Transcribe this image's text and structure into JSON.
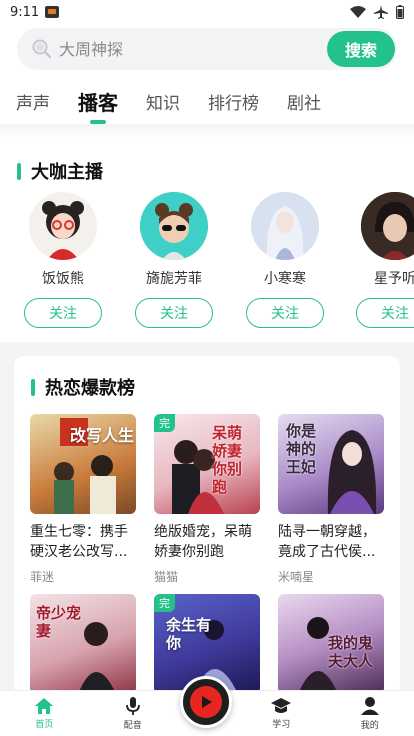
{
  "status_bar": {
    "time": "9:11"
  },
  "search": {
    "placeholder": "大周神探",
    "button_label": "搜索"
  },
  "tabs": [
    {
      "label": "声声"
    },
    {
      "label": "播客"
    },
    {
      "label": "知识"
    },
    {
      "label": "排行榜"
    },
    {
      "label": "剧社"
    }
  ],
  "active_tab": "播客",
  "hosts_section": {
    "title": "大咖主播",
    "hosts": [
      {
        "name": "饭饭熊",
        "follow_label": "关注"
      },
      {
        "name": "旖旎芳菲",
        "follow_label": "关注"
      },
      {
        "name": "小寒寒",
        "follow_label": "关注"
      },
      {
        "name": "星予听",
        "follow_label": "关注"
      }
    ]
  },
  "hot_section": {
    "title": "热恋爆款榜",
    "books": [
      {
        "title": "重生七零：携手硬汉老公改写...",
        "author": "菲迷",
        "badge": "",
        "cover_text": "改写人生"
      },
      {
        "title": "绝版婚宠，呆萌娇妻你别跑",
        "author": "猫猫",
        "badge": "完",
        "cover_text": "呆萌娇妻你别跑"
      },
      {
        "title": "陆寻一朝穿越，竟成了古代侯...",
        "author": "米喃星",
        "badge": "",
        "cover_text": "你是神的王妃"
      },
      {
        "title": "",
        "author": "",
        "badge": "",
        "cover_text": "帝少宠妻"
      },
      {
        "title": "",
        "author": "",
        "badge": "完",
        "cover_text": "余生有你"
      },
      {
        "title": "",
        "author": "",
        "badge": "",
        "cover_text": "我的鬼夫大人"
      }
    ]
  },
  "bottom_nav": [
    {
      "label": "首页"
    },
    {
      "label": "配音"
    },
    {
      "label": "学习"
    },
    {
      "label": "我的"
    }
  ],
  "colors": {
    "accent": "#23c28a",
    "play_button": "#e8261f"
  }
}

******

Stated problem:
Copy the records above exactly. The pictures are not part of the copy.

Exercise solution:
Transcribe this image's text and structure into JSON.
{
  "status_bar": {
    "time": "9:11"
  },
  "search": {
    "placeholder": "大周神探",
    "button_label": "搜索"
  },
  "tabs": [
    {
      "label": "声声"
    },
    {
      "label": "播客"
    },
    {
      "label": "知识"
    },
    {
      "label": "排行榜"
    },
    {
      "label": "剧社"
    }
  ],
  "active_tab": "播客",
  "hosts_section": {
    "title": "大咖主播",
    "hosts": [
      {
        "name": "饭饭熊",
        "follow_label": "关注"
      },
      {
        "name": "旖旎芳菲",
        "follow_label": "关注"
      },
      {
        "name": "小寒寒",
        "follow_label": "关注"
      },
      {
        "name": "星予听",
        "follow_label": "关注"
      }
    ]
  },
  "hot_section": {
    "title": "热恋爆款榜",
    "books": [
      {
        "title": "重生七零：携手硬汉老公改写...",
        "author": "菲迷",
        "badge": "",
        "cover_text": "改写人生"
      },
      {
        "title": "绝版婚宠，呆萌娇妻你别跑",
        "author": "猫猫",
        "badge": "完",
        "cover_text": "呆萌娇妻你别跑"
      },
      {
        "title": "陆寻一朝穿越，竟成了古代侯...",
        "author": "米喃星",
        "badge": "",
        "cover_text": "你是神的王妃"
      },
      {
        "title": "",
        "author": "",
        "badge": "",
        "cover_text": "帝少宠妻"
      },
      {
        "title": "",
        "author": "",
        "badge": "完",
        "cover_text": "余生有你"
      },
      {
        "title": "",
        "author": "",
        "badge": "",
        "cover_text": "我的鬼夫大人"
      }
    ]
  },
  "bottom_nav": [
    {
      "label": "首页"
    },
    {
      "label": "配音"
    },
    {
      "label": "学习"
    },
    {
      "label": "我的"
    }
  ],
  "colors": {
    "accent": "#23c28a",
    "play_button": "#e8261f"
  }
}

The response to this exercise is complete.